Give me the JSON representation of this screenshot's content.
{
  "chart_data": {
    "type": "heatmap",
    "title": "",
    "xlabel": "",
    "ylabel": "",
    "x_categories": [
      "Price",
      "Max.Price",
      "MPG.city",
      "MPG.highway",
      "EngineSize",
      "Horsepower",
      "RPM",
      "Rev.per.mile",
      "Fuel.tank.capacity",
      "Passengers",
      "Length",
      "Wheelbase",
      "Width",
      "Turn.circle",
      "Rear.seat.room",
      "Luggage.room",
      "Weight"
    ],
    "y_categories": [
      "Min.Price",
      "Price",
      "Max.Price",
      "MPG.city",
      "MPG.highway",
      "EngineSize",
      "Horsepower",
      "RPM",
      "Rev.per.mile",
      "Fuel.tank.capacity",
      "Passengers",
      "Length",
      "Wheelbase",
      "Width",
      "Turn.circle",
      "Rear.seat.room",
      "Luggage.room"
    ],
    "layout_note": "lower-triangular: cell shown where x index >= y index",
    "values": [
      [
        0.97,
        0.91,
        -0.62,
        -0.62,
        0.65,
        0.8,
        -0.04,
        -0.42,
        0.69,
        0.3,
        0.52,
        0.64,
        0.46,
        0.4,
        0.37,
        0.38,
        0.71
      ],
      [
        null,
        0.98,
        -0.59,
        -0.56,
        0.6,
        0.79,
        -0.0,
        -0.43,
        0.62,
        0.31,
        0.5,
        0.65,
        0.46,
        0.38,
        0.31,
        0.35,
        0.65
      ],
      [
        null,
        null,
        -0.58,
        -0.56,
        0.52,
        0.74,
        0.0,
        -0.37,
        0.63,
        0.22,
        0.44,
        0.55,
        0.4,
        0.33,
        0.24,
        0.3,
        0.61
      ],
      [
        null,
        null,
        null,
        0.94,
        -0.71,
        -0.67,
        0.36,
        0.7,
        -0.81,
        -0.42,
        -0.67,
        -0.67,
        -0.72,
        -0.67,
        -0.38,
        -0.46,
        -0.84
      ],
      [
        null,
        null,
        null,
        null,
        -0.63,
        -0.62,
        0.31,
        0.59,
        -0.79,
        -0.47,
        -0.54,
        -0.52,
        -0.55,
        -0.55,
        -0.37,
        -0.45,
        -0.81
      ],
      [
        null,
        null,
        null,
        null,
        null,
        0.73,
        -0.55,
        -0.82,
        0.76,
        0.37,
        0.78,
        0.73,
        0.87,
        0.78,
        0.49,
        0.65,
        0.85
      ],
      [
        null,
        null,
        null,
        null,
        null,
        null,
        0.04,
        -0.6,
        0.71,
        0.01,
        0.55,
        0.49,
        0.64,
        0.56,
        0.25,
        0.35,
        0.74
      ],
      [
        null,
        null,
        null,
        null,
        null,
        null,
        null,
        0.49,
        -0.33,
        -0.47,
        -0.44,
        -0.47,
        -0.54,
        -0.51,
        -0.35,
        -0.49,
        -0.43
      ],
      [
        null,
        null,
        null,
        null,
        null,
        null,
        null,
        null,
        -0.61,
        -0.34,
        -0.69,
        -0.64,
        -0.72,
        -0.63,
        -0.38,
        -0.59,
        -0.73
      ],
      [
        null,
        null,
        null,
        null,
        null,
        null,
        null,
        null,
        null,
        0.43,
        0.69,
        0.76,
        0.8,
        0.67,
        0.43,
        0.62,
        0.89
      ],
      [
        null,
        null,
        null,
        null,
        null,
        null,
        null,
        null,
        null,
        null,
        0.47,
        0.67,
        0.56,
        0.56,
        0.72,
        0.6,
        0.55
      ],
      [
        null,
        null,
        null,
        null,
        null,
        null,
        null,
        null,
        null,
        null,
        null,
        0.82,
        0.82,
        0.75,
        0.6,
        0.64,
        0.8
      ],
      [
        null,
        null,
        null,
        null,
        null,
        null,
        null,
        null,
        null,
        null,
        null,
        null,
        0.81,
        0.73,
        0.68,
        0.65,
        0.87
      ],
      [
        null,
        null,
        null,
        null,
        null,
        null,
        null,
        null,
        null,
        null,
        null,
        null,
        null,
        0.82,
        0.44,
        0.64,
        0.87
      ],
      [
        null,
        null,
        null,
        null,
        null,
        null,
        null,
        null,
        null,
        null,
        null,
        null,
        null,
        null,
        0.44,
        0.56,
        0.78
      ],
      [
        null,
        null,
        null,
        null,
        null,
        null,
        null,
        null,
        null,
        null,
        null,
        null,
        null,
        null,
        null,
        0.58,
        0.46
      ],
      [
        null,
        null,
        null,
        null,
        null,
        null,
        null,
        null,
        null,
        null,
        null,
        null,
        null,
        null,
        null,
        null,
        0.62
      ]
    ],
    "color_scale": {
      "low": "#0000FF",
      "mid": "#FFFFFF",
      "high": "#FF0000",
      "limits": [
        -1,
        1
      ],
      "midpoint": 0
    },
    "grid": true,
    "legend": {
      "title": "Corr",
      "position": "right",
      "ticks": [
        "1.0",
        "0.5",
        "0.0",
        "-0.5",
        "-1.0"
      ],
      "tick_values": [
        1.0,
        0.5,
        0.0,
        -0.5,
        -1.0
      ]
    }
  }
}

---------------

* TASK REQUIREMENTS
Return the entries above exactly, each one complete.

* TASK RESULT
Give me the JSON representation of this screenshot's content.
{
  "chart_data": {
    "type": "heatmap",
    "title": "",
    "xlabel": "",
    "ylabel": "",
    "x_categories": [
      "Price",
      "Max.Price",
      "MPG.city",
      "MPG.highway",
      "EngineSize",
      "Horsepower",
      "RPM",
      "Rev.per.mile",
      "Fuel.tank.capacity",
      "Passengers",
      "Length",
      "Wheelbase",
      "Width",
      "Turn.circle",
      "Rear.seat.room",
      "Luggage.room",
      "Weight"
    ],
    "y_categories": [
      "Min.Price",
      "Price",
      "Max.Price",
      "MPG.city",
      "MPG.highway",
      "EngineSize",
      "Horsepower",
      "RPM",
      "Rev.per.mile",
      "Fuel.tank.capacity",
      "Passengers",
      "Length",
      "Wheelbase",
      "Width",
      "Turn.circle",
      "Rear.seat.room",
      "Luggage.room"
    ],
    "layout_note": "lower-triangular: cell shown where x index >= y index",
    "values": [
      [
        0.97,
        0.91,
        -0.62,
        -0.62,
        0.65,
        0.8,
        -0.04,
        -0.42,
        0.69,
        0.3,
        0.52,
        0.64,
        0.46,
        0.4,
        0.37,
        0.38,
        0.71
      ],
      [
        null,
        0.98,
        -0.59,
        -0.56,
        0.6,
        0.79,
        -0.0,
        -0.43,
        0.62,
        0.31,
        0.5,
        0.65,
        0.46,
        0.38,
        0.31,
        0.35,
        0.65
      ],
      [
        null,
        null,
        -0.58,
        -0.56,
        0.52,
        0.74,
        0.0,
        -0.37,
        0.63,
        0.22,
        0.44,
        0.55,
        0.4,
        0.33,
        0.24,
        0.3,
        0.61
      ],
      [
        null,
        null,
        null,
        0.94,
        -0.71,
        -0.67,
        0.36,
        0.7,
        -0.81,
        -0.42,
        -0.67,
        -0.67,
        -0.72,
        -0.67,
        -0.38,
        -0.46,
        -0.84
      ],
      [
        null,
        null,
        null,
        null,
        -0.63,
        -0.62,
        0.31,
        0.59,
        -0.79,
        -0.47,
        -0.54,
        -0.52,
        -0.55,
        -0.55,
        -0.37,
        -0.45,
        -0.81
      ],
      [
        null,
        null,
        null,
        null,
        null,
        0.73,
        -0.55,
        -0.82,
        0.76,
        0.37,
        0.78,
        0.73,
        0.87,
        0.78,
        0.49,
        0.65,
        0.85
      ],
      [
        null,
        null,
        null,
        null,
        null,
        null,
        0.04,
        -0.6,
        0.71,
        0.01,
        0.55,
        0.49,
        0.64,
        0.56,
        0.25,
        0.35,
        0.74
      ],
      [
        null,
        null,
        null,
        null,
        null,
        null,
        null,
        0.49,
        -0.33,
        -0.47,
        -0.44,
        -0.47,
        -0.54,
        -0.51,
        -0.35,
        -0.49,
        -0.43
      ],
      [
        null,
        null,
        null,
        null,
        null,
        null,
        null,
        null,
        -0.61,
        -0.34,
        -0.69,
        -0.64,
        -0.72,
        -0.63,
        -0.38,
        -0.59,
        -0.73
      ],
      [
        null,
        null,
        null,
        null,
        null,
        null,
        null,
        null,
        null,
        0.43,
        0.69,
        0.76,
        0.8,
        0.67,
        0.43,
        0.62,
        0.89
      ],
      [
        null,
        null,
        null,
        null,
        null,
        null,
        null,
        null,
        null,
        null,
        0.47,
        0.67,
        0.56,
        0.56,
        0.72,
        0.6,
        0.55
      ],
      [
        null,
        null,
        null,
        null,
        null,
        null,
        null,
        null,
        null,
        null,
        null,
        0.82,
        0.82,
        0.75,
        0.6,
        0.64,
        0.8
      ],
      [
        null,
        null,
        null,
        null,
        null,
        null,
        null,
        null,
        null,
        null,
        null,
        null,
        0.81,
        0.73,
        0.68,
        0.65,
        0.87
      ],
      [
        null,
        null,
        null,
        null,
        null,
        null,
        null,
        null,
        null,
        null,
        null,
        null,
        null,
        0.82,
        0.44,
        0.64,
        0.87
      ],
      [
        null,
        null,
        null,
        null,
        null,
        null,
        null,
        null,
        null,
        null,
        null,
        null,
        null,
        null,
        0.44,
        0.56,
        0.78
      ],
      [
        null,
        null,
        null,
        null,
        null,
        null,
        null,
        null,
        null,
        null,
        null,
        null,
        null,
        null,
        null,
        0.58,
        0.46
      ],
      [
        null,
        null,
        null,
        null,
        null,
        null,
        null,
        null,
        null,
        null,
        null,
        null,
        null,
        null,
        null,
        null,
        0.62
      ]
    ],
    "color_scale": {
      "low": "#0000FF",
      "mid": "#FFFFFF",
      "high": "#FF0000",
      "limits": [
        -1,
        1
      ],
      "midpoint": 0
    },
    "grid": true,
    "legend": {
      "title": "Corr",
      "position": "right",
      "ticks": [
        "1.0",
        "0.5",
        "0.0",
        "-0.5",
        "-1.0"
      ],
      "tick_values": [
        1.0,
        0.5,
        0.0,
        -0.5,
        -1.0
      ]
    }
  }
}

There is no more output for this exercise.